* OBJECTIVE *
Will you print the material below without altering a single character?

* RECORDS TO USE *
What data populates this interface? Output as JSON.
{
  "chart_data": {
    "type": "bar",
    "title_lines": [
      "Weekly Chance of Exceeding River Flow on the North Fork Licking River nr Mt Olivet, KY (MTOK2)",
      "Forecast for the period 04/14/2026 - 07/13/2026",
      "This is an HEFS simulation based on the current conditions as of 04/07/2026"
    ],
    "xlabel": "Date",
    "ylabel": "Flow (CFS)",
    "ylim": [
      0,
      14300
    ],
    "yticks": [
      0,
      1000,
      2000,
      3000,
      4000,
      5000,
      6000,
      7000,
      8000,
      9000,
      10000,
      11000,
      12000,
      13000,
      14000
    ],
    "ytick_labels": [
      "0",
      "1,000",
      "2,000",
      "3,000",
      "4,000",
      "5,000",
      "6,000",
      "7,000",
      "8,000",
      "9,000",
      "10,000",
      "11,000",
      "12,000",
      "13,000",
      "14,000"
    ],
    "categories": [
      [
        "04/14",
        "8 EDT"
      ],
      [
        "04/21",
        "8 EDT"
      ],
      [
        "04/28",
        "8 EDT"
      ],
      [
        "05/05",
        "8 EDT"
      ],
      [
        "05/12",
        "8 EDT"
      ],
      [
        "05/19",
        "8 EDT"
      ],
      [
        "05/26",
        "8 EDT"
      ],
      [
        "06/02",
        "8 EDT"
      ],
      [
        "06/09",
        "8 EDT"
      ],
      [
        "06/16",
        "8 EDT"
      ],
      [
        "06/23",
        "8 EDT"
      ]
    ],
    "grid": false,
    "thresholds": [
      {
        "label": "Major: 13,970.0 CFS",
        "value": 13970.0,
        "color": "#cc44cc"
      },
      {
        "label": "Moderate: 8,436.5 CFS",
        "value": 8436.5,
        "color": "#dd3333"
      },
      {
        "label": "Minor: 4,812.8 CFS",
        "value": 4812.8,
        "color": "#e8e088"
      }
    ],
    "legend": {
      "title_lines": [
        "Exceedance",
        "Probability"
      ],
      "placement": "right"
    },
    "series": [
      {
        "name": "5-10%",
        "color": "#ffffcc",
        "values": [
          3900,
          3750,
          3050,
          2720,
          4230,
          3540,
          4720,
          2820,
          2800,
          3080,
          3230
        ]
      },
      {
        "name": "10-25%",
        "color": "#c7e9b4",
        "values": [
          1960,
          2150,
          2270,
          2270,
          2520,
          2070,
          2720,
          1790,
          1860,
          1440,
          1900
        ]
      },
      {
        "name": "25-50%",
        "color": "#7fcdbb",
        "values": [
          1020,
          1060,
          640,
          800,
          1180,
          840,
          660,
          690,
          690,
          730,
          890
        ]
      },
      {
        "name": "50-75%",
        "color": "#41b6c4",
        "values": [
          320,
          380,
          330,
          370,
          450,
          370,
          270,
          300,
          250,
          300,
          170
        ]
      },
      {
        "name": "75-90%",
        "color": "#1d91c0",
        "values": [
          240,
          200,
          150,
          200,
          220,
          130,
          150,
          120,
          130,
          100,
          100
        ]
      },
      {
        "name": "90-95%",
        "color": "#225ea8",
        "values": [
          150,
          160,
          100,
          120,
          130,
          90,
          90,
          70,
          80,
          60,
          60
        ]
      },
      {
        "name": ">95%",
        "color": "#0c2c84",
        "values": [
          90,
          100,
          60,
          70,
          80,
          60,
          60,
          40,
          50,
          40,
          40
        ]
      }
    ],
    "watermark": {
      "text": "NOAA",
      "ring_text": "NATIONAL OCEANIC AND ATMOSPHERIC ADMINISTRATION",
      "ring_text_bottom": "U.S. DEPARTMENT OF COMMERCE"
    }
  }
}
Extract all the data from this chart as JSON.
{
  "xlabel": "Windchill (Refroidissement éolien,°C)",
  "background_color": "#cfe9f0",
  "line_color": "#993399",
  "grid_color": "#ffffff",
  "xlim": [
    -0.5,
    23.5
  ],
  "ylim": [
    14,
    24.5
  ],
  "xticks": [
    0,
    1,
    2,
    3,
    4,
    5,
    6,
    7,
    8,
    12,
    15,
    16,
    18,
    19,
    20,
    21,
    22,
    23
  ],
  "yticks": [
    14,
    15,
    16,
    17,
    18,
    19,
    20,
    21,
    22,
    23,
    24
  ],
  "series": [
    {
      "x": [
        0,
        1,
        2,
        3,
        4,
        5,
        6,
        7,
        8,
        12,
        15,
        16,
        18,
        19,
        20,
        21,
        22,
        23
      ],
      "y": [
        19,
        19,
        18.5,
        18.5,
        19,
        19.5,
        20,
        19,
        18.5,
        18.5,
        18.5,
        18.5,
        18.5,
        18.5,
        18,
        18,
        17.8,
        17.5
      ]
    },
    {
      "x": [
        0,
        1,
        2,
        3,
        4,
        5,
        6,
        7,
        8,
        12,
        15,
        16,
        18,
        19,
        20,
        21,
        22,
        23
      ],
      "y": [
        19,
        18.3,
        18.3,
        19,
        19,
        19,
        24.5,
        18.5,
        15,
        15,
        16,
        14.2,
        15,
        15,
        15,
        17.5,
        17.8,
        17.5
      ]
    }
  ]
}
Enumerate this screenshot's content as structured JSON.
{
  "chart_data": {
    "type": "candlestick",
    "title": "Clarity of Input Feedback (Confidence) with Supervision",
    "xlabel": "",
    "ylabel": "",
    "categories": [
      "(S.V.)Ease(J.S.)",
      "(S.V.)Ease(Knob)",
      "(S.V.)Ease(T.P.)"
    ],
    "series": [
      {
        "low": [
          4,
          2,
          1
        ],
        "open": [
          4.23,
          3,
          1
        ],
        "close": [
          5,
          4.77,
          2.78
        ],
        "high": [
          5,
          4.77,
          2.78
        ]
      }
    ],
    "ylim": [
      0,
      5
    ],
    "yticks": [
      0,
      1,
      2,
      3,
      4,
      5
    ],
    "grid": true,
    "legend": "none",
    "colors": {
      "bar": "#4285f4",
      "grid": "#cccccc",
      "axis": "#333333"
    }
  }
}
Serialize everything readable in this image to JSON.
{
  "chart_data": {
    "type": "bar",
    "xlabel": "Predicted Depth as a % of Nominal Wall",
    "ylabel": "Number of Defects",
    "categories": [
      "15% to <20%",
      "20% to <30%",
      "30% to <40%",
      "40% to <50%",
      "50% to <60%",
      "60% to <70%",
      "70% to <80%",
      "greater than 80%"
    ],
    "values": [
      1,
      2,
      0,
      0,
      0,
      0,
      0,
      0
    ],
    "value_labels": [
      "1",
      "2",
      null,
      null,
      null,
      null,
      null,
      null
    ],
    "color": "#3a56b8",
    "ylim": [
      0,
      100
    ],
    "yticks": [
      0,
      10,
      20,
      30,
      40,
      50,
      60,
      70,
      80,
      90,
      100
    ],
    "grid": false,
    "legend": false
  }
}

* TASK OUTPUT *
What data populates this interface? Output as JSON.
{
  "chart_data": {
    "type": "bar",
    "title_lines": [
      "Weekly Chance of Exceeding River Flow on the North Fork Licking River nr Mt Olivet, KY (MTOK2)",
      "Forecast for the period 04/14/2026 - 07/13/2026",
      "This is an HEFS simulation based on the current conditions as of 04/07/2026"
    ],
    "xlabel": "Date",
    "ylabel": "Flow (CFS)",
    "ylim": [
      0,
      14300
    ],
    "yticks": [
      0,
      1000,
      2000,
      3000,
      4000,
      5000,
      6000,
      7000,
      8000,
      9000,
      10000,
      11000,
      12000,
      13000,
      14000
    ],
    "ytick_labels": [
      "0",
      "1,000",
      "2,000",
      "3,000",
      "4,000",
      "5,000",
      "6,000",
      "7,000",
      "8,000",
      "9,000",
      "10,000",
      "11,000",
      "12,000",
      "13,000",
      "14,000"
    ],
    "categories": [
      [
        "04/14",
        "8 EDT"
      ],
      [
        "04/21",
        "8 EDT"
      ],
      [
        "04/28",
        "8 EDT"
      ],
      [
        "05/05",
        "8 EDT"
      ],
      [
        "05/12",
        "8 EDT"
      ],
      [
        "05/19",
        "8 EDT"
      ],
      [
        "05/26",
        "8 EDT"
      ],
      [
        "06/02",
        "8 EDT"
      ],
      [
        "06/09",
        "8 EDT"
      ],
      [
        "06/16",
        "8 EDT"
      ],
      [
        "06/23",
        "8 EDT"
      ]
    ],
    "grid": false,
    "thresholds": [
      {
        "label": "Major: 13,970.0 CFS",
        "value": 13970.0,
        "color": "#cc44cc"
      },
      {
        "label": "Moderate: 8,436.5 CFS",
        "value": 8436.5,
        "color": "#dd3333"
      },
      {
        "label": "Minor: 4,812.8 CFS",
        "value": 4812.8,
        "color": "#e8e088"
      }
    ],
    "legend": {
      "title_lines": [
        "Exceedance",
        "Probability"
      ],
      "placement": "right"
    },
    "series": [
      {
        "name": "5-10%",
        "color": "#ffffcc",
        "values": [
          3900,
          3750,
          3050,
          2720,
          4230,
          3540,
          4720,
          2820,
          2800,
          3080,
          3230
        ]
      },
      {
        "name": "10-25%",
        "color": "#c7e9b4",
        "values": [
          1960,
          2150,
          2270,
          2270,
          2520,
          2070,
          2720,
          1790,
          1860,
          1440,
          1900
        ]
      },
      {
        "name": "25-50%",
        "color": "#7fcdbb",
        "values": [
          1020,
          1060,
          640,
          800,
          1180,
          840,
          660,
          690,
          690,
          730,
          890
        ]
      },
      {
        "name": "50-75%",
        "color": "#41b6c4",
        "values": [
          320,
          380,
          330,
          370,
          450,
          370,
          270,
          300,
          250,
          300,
          170
        ]
      },
      {
        "name": "75-90%",
        "color": "#1d91c0",
        "values": [
          240,
          200,
          150,
          200,
          220,
          130,
          150,
          120,
          130,
          100,
          100
        ]
      },
      {
        "name": "90-95%",
        "color": "#225ea8",
        "values": [
          150,
          160,
          100,
          120,
          130,
          90,
          90,
          70,
          80,
          60,
          60
        ]
      },
      {
        "name": ">95%",
        "color": "#0c2c84",
        "values": [
          90,
          100,
          60,
          70,
          80,
          60,
          60,
          40,
          50,
          40,
          40
        ]
      }
    ],
    "watermark": {
      "text": "NOAA",
      "ring_text": "NATIONAL OCEANIC AND ATMOSPHERIC ADMINISTRATION",
      "ring_text_bottom": "U.S. DEPARTMENT OF COMMERCE"
    }
  }
}
Extract all the data from this chart as JSON.
{
  "xlabel": "Windchill (Refroidissement éolien,°C)",
  "background_color": "#cfe9f0",
  "line_color": "#993399",
  "grid_color": "#ffffff",
  "xlim": [
    -0.5,
    23.5
  ],
  "ylim": [
    14,
    24.5
  ],
  "xticks": [
    0,
    1,
    2,
    3,
    4,
    5,
    6,
    7,
    8,
    12,
    15,
    16,
    18,
    19,
    20,
    21,
    22,
    23
  ],
  "yticks": [
    14,
    15,
    16,
    17,
    18,
    19,
    20,
    21,
    22,
    23,
    24
  ],
  "series": [
    {
      "x": [
        0,
        1,
        2,
        3,
        4,
        5,
        6,
        7,
        8,
        12,
        15,
        16,
        18,
        19,
        20,
        21,
        22,
        23
      ],
      "y": [
        19,
        19,
        18.5,
        18.5,
        19,
        19.5,
        20,
        19,
        18.5,
        18.5,
        18.5,
        18.5,
        18.5,
        18.5,
        18,
        18,
        17.8,
        17.5
      ]
    },
    {
      "x": [
        0,
        1,
        2,
        3,
        4,
        5,
        6,
        7,
        8,
        12,
        15,
        16,
        18,
        19,
        20,
        21,
        22,
        23
      ],
      "y": [
        19,
        18.3,
        18.3,
        19,
        19,
        19,
        24.5,
        18.5,
        15,
        15,
        16,
        14.2,
        15,
        15,
        15,
        17.5,
        17.8,
        17.5
      ]
    }
  ]
}
Enumerate this screenshot's content as structured JSON.
{
  "chart_data": {
    "type": "candlestick",
    "title": "Clarity of Input Feedback (Confidence) with Supervision",
    "xlabel": "",
    "ylabel": "",
    "categories": [
      "(S.V.)Ease(J.S.)",
      "(S.V.)Ease(Knob)",
      "(S.V.)Ease(T.P.)"
    ],
    "series": [
      {
        "low": [
          4,
          2,
          1
        ],
        "open": [
          4.23,
          3,
          1
        ],
        "close": [
          5,
          4.77,
          2.78
        ],
        "high": [
          5,
          4.77,
          2.78
        ]
      }
    ],
    "ylim": [
      0,
      5
    ],
    "yticks": [
      0,
      1,
      2,
      3,
      4,
      5
    ],
    "grid": true,
    "legend": "none",
    "colors": {
      "bar": "#4285f4",
      "grid": "#cccccc",
      "axis": "#333333"
    }
  }
}
Serialize everything readable in this image to JSON.
{
  "chart_data": {
    "type": "bar",
    "xlabel": "Predicted Depth as a % of Nominal Wall",
    "ylabel": "Number of Defects",
    "categories": [
      "15% to <20%",
      "20% to <30%",
      "30% to <40%",
      "40% to <50%",
      "50% to <60%",
      "60% to <70%",
      "70% to <80%",
      "greater than 80%"
    ],
    "values": [
      1,
      2,
      0,
      0,
      0,
      0,
      0,
      0
    ],
    "value_labels": [
      "1",
      "2",
      null,
      null,
      null,
      null,
      null,
      null
    ],
    "color": "#3a56b8",
    "ylim": [
      0,
      100
    ],
    "yticks": [
      0,
      10,
      20,
      30,
      40,
      50,
      60,
      70,
      80,
      90,
      100
    ],
    "grid": false,
    "legend": false
  }
}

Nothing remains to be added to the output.